▶ [WHAT TO PRODUCE] Each entry needs to be restated exactly as written.
== INFORMATION GIVEN
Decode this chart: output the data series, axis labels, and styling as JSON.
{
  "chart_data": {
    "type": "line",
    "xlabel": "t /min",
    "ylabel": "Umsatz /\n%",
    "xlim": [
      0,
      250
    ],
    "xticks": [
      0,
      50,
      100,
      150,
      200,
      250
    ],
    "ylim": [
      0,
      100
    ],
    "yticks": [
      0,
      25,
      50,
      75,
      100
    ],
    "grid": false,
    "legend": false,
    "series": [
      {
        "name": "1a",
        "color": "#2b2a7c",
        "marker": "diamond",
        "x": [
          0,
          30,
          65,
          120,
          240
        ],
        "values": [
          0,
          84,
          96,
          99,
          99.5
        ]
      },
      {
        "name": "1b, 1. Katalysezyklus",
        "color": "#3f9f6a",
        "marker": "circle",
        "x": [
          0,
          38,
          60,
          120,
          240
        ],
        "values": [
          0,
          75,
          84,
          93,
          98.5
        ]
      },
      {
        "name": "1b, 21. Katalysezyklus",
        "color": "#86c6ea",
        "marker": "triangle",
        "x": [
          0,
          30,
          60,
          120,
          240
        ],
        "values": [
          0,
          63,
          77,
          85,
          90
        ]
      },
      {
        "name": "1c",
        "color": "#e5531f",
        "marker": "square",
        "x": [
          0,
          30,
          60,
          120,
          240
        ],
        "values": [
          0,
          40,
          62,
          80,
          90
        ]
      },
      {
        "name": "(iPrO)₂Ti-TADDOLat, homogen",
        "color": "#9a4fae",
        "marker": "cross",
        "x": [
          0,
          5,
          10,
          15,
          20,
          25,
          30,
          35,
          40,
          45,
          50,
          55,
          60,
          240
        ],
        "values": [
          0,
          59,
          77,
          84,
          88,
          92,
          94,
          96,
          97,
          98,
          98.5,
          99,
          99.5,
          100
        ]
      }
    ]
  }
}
====
▶ [RESPONSE]
Decode this chart: output the data series, axis labels, and styling as JSON.
{
  "chart_data": {
    "type": "line",
    "xlabel": "t /min",
    "ylabel": "Umsatz /\n%",
    "xlim": [
      0,
      250
    ],
    "xticks": [
      0,
      50,
      100,
      150,
      200,
      250
    ],
    "ylim": [
      0,
      100
    ],
    "yticks": [
      0,
      25,
      50,
      75,
      100
    ],
    "grid": false,
    "legend": false,
    "series": [
      {
        "name": "1a",
        "color": "#2b2a7c",
        "marker": "diamond",
        "x": [
          0,
          30,
          65,
          120,
          240
        ],
        "values": [
          0,
          84,
          96,
          99,
          99.5
        ]
      },
      {
        "name": "1b, 1. Katalysezyklus",
        "color": "#3f9f6a",
        "marker": "circle",
        "x": [
          0,
          38,
          60,
          120,
          240
        ],
        "values": [
          0,
          75,
          84,
          93,
          98.5
        ]
      },
      {
        "name": "1b, 21. Katalysezyklus",
        "color": "#86c6ea",
        "marker": "triangle",
        "x": [
          0,
          30,
          60,
          120,
          240
        ],
        "values": [
          0,
          63,
          77,
          85,
          90
        ]
      },
      {
        "name": "1c",
        "color": "#e5531f",
        "marker": "square",
        "x": [
          0,
          30,
          60,
          120,
          240
        ],
        "values": [
          0,
          40,
          62,
          80,
          90
        ]
      },
      {
        "name": "(iPrO)₂Ti-TADDOLat, homogen",
        "color": "#9a4fae",
        "marker": "cross",
        "x": [
          0,
          5,
          10,
          15,
          20,
          25,
          30,
          35,
          40,
          45,
          50,
          55,
          60,
          240
        ],
        "values": [
          0,
          59,
          77,
          84,
          88,
          92,
          94,
          96,
          97,
          98,
          98.5,
          99,
          99.5,
          100
        ]
      }
    ]
  }
}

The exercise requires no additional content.